_ОТРЫВОК_
- - -

Пока мы купаемся у дальнего мыса, художник сидит на берегу и пишет. Приходим после купания на то же место. Но уже померкла водяная сказка, пропали чудесные переливы цветов — ветерок рябит, туманит воду. На картоне яркие мазки подводных растений, а водяного царства нет.
— Не успел?
— Кистью не передашь, — машет он рукой. Задумчиво собирает краски, захлопывает этюдник.
Жарко. Но здесь не пышет заволжским зноем. Солнце припекает ласково, нежно. Едем бесконечными травяными степями. Целины тут хоть отбавляй. Но вот впереди во всю ширь развернулось зеленое поле.
— Просо! Да какое!
Кисти тяжелые, большие, с рукавицу, подрумянились. Посеяно на супесях. Посев чистый — ни травинки лишней. С полчаса едем по узкой дороге в просяном море.

- - -

_ФРАГМЕНТЫ ЗАПИСЕЙ_
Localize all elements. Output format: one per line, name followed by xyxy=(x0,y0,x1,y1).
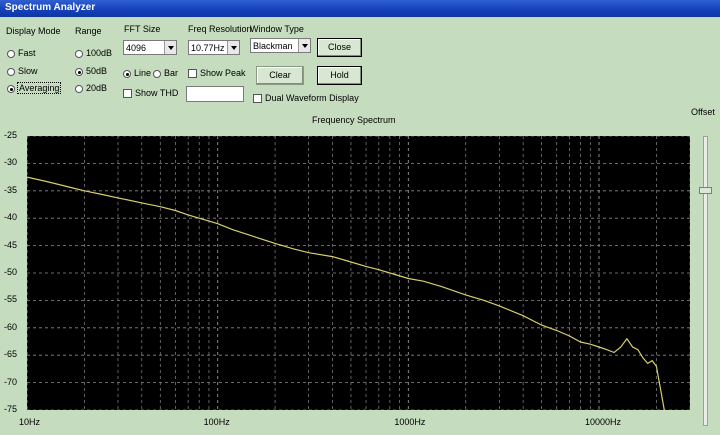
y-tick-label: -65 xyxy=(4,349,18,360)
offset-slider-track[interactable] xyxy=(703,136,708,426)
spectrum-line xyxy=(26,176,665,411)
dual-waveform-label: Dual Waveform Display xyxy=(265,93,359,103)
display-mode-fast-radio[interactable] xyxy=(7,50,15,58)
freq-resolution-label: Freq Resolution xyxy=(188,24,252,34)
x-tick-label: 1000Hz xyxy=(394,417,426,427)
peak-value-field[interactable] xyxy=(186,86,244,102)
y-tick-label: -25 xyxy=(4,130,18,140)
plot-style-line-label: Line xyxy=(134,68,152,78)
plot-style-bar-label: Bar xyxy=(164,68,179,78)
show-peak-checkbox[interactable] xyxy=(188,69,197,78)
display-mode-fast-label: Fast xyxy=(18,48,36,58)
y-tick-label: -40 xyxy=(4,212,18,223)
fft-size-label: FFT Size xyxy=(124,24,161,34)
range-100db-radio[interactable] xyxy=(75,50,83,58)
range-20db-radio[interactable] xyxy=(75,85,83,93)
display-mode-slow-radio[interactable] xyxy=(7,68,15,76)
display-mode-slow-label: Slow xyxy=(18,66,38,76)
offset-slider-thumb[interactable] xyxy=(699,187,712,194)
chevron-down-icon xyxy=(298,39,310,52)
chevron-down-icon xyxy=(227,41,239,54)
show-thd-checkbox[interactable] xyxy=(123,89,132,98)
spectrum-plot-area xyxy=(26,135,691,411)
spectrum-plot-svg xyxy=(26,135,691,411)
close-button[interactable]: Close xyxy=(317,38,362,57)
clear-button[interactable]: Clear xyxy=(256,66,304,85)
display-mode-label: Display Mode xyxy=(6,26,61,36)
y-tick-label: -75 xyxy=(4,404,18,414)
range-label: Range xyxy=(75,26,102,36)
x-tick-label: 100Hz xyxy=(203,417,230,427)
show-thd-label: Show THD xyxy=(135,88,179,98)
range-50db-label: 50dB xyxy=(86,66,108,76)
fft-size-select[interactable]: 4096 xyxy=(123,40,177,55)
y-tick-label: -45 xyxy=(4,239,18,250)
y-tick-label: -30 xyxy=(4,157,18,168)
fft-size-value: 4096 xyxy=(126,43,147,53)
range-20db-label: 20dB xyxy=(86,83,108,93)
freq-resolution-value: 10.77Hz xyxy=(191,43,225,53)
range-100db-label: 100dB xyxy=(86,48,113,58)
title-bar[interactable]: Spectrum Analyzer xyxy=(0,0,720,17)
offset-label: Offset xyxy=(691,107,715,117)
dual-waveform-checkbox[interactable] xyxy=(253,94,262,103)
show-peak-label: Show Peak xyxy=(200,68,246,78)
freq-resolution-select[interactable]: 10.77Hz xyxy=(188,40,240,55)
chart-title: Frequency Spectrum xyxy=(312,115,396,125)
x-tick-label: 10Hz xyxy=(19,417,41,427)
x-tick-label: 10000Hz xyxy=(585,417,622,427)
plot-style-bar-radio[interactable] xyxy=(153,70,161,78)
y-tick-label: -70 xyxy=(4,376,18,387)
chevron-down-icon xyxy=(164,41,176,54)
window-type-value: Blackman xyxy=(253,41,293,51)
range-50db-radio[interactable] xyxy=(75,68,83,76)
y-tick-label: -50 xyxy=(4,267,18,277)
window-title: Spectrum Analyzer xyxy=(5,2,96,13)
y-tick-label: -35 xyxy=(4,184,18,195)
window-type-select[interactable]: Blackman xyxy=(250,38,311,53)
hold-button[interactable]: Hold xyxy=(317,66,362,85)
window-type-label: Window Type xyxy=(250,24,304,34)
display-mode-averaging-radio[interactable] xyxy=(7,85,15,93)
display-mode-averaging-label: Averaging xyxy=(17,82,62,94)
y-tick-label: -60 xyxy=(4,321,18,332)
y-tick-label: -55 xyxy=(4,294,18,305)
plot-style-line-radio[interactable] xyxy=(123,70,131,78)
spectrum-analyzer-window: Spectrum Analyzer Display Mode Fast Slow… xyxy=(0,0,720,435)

- - -

_ЗАДАЧИ_
1/ Воспроизведите дословно весь отрывок о художнике и просяном поле.
2/ Перепишите строки записей от строки с «y-tick-label: -65 xyxy=(4,349,18,360)» до строки с «chevron-down-icon xyxy=(298,39,310,52)» включительно, заменив «y-tick-label» на «y-axis-label» и не меняя ничего другого. Выведите только эти строки.

_ОТВЕТЫ ПО ЗАДАЧАМ_
1/
Пока мы купаемся у дальнего мыса, художник сидит на берегу и пишет. Приходим после купания на то же место. Но уже померкла водяная сказка, пропали чудесные переливы цветов — ветерок рябит, туманит воду. На картоне яркие мазки подводных растений, а водяного царства нет.
— Не успел?
— Кистью не передашь, — машет он рукой. Задумчиво собирает краски, захлопывает этюдник.
Жарко. Но здесь не пышет заволжским зноем. Солнце припекает ласково, нежно. Едем бесконечными травяными степями. Целины тут хоть отбавляй. Но вот впереди во всю ширь развернулось зеленое поле.
— Просо! Да какое!
Кисти тяжелые, большие, с рукавицу, подрумянились. Посеяно на супесях. Посев чистый — ни травинки лишней. С полчаса едем по узкой дороге в просяном море.

2/
y-axis-label: -65 xyxy=(4,349,18,360)
offset-slider-track[interactable] xyxy=(703,136,708,426)
spectrum-line xyxy=(26,176,665,411)
dual-waveform-label: Dual Waveform Display xyxy=(265,93,359,103)
display-mode-fast-radio[interactable] xyxy=(7,50,15,58)
freq-resolution-label: Freq Resolution xyxy=(188,24,252,34)
x-tick-label: 1000Hz xyxy=(394,417,426,427)
peak-value-field[interactable] xyxy=(186,86,244,102)
y-axis-label: -25 xyxy=(4,130,18,140)
plot-style-line-label: Line xyxy=(134,68,152,78)
plot-style-bar-label: Bar xyxy=(164,68,179,78)
show-peak-checkbox[interactable] xyxy=(188,69,197,78)
display-mode-fast-label: Fast xyxy=(18,48,36,58)
y-axis-label: -40 xyxy=(4,212,18,223)
fft-size-label: FFT Size xyxy=(124,24,161,34)
range-100db-radio[interactable] xyxy=(75,50,83,58)
range-20db-radio[interactable] xyxy=(75,85,83,93)
display-mode-slow-radio[interactable] xyxy=(7,68,15,76)
display-mode-slow-label: Slow xyxy=(18,66,38,76)
offset-slider-thumb[interactable] xyxy=(699,187,712,194)
chevron-down-icon xyxy=(298,39,310,52)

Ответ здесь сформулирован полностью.